◆ **PROVIDED TEXT**
========

Sunday 17 May 2015

Bad apple in the barrel


I miss the good old days when I would come downstairs in the Fanny and Dick on a Sunday morning, and the place reeked of stale tobacco and farts. Now it just reeks of farts.

When the Beehive used to be a cider pub, the place permanently reeked of vomit, even if nobody had vomited - that's what 20 years of scrumpy-soaked carpet naturally smells of.

It all went back to the old pre-war days when every pub was divided into two - the public bar where swearing and work clothes were tolerated, and the lounge or 'snug' where neither were allowed. It was an unwritten rule that all lounge bars had to be carpeted in a shade of purple-red with swirly patterns, and after about a week of being laid, your feet stuck to it as you walked, making it that little bit more difficult to leave at closing time.

The carpets were never replaced until the actual floor showed through the wear in patches, and these patches were - of course - formed in the places of most traffic. The swirly purple would often induce vomiting in sensitive people who weren't even that drunk, so became a sort of self-fulfilling prophecy, cider or no cider.

Dedicated cider pubs had - by definition -  a temporary clientele who just passed through over a relatively short period of about 30 years. Anyone who drinks nothing but scrumpy for that length of time is going to die prematurely, and they don't go quietly.

In the 1970s, The Beehive was just such a pub, and over 50% of its regulars were ex-pat Poles who had washed-up on the shores of Britain during or just after WW2. I actually shared a house with one of them, and his English vocabulary was limited to about a dozen words, most of them cider-related.

========

◆ **PROVIDED INFORMATION**
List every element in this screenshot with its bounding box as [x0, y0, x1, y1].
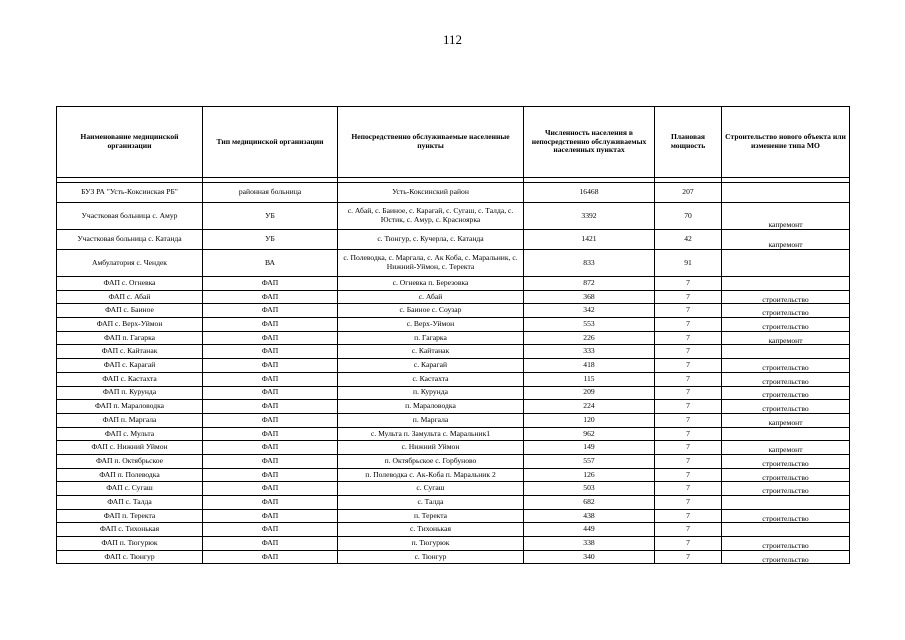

========

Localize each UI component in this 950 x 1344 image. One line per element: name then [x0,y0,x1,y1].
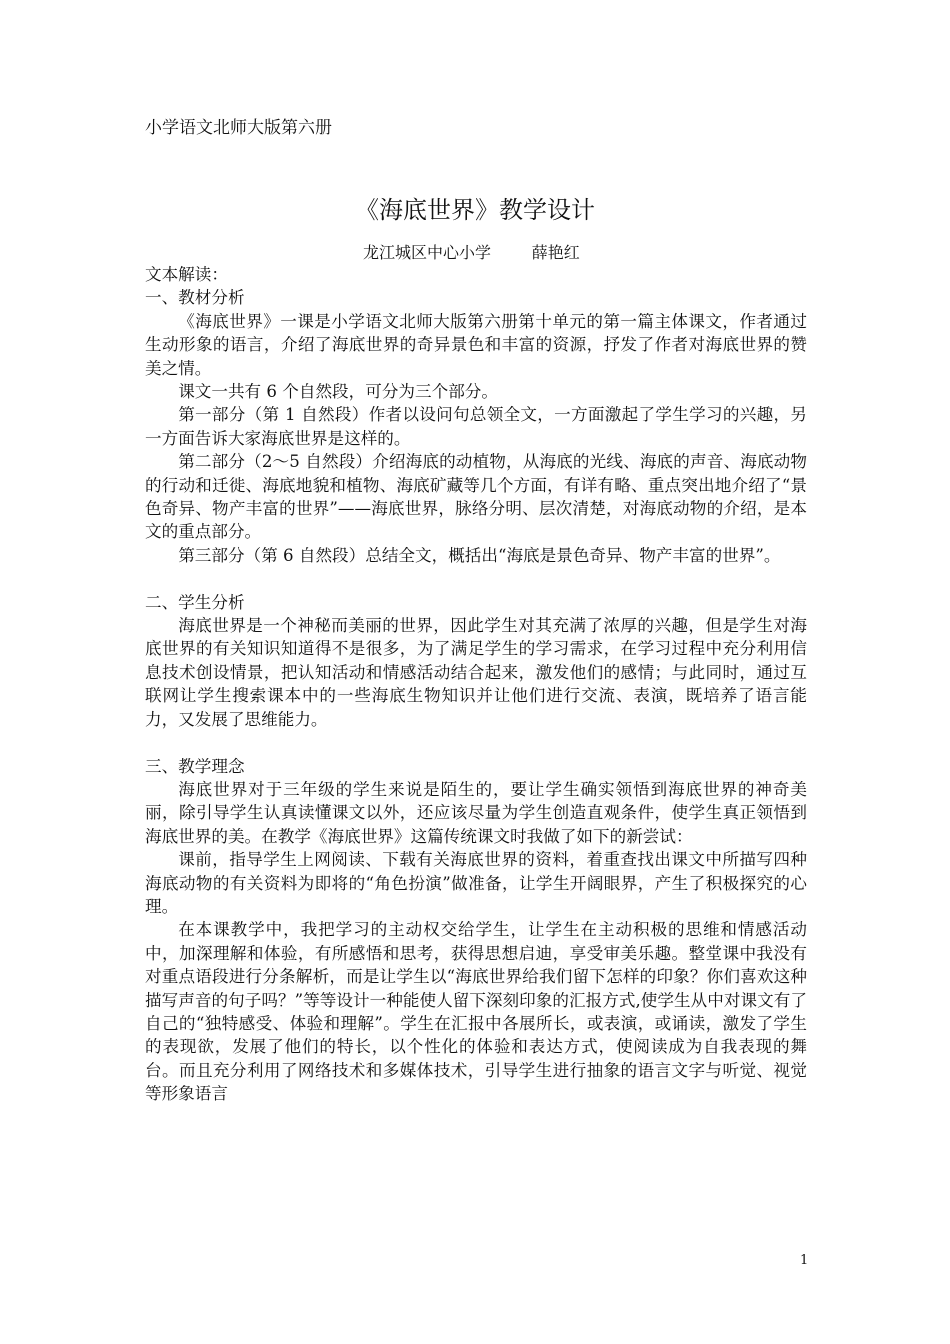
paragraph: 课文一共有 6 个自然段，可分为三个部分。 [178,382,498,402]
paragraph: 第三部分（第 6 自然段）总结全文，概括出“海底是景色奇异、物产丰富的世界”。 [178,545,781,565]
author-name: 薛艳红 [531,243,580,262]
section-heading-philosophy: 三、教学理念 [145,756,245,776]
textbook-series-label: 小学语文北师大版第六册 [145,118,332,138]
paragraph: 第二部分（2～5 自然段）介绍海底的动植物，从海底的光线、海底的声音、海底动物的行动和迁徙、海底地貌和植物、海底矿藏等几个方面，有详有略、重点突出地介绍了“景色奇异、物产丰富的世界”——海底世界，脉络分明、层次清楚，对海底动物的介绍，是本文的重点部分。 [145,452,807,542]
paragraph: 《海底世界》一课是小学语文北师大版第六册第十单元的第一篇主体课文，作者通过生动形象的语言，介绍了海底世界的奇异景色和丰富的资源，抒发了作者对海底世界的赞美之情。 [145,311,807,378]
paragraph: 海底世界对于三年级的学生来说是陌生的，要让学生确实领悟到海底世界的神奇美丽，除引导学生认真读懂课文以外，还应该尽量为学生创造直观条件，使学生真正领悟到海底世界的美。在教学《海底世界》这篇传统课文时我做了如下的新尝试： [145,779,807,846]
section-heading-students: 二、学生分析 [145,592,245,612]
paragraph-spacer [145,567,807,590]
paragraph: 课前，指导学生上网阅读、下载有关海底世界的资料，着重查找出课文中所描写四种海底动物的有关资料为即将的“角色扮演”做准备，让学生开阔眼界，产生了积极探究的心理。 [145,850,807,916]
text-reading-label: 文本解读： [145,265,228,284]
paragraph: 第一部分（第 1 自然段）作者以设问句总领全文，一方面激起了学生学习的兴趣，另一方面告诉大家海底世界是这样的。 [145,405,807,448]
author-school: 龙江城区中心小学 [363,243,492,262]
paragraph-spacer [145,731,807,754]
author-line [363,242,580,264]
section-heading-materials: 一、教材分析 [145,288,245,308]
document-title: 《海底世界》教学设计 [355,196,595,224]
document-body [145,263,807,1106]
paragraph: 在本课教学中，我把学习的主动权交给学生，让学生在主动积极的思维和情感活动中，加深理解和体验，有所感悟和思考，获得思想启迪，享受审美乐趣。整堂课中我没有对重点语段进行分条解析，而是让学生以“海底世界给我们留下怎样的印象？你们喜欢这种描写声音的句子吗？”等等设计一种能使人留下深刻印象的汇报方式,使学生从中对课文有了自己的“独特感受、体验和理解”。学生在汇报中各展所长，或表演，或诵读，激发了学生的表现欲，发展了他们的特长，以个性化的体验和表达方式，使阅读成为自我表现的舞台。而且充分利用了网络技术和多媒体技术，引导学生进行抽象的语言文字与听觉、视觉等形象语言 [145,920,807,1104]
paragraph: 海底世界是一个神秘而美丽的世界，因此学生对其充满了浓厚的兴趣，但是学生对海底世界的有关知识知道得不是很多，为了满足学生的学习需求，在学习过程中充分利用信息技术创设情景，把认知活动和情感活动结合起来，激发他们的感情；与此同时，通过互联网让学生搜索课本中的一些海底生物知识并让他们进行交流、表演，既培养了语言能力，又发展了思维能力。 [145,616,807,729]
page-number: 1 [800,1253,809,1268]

========

◆ **INSTRUCTIONS FOR THE TASK**
Translate this sentence from the post about old pubs into Spanish: "The carpets were never replaced until the actual floor showed through the wear in patches, and these patches were - of course - formed in the places of most traffic."

◆ **THE COMPLETED TASK**
Las alfombras nunca se cambiaban hasta que el suelo de verdad se veía por el desgaste en algunas partes, y esas partes se formaban, por supuesto, en los lugares de más paso.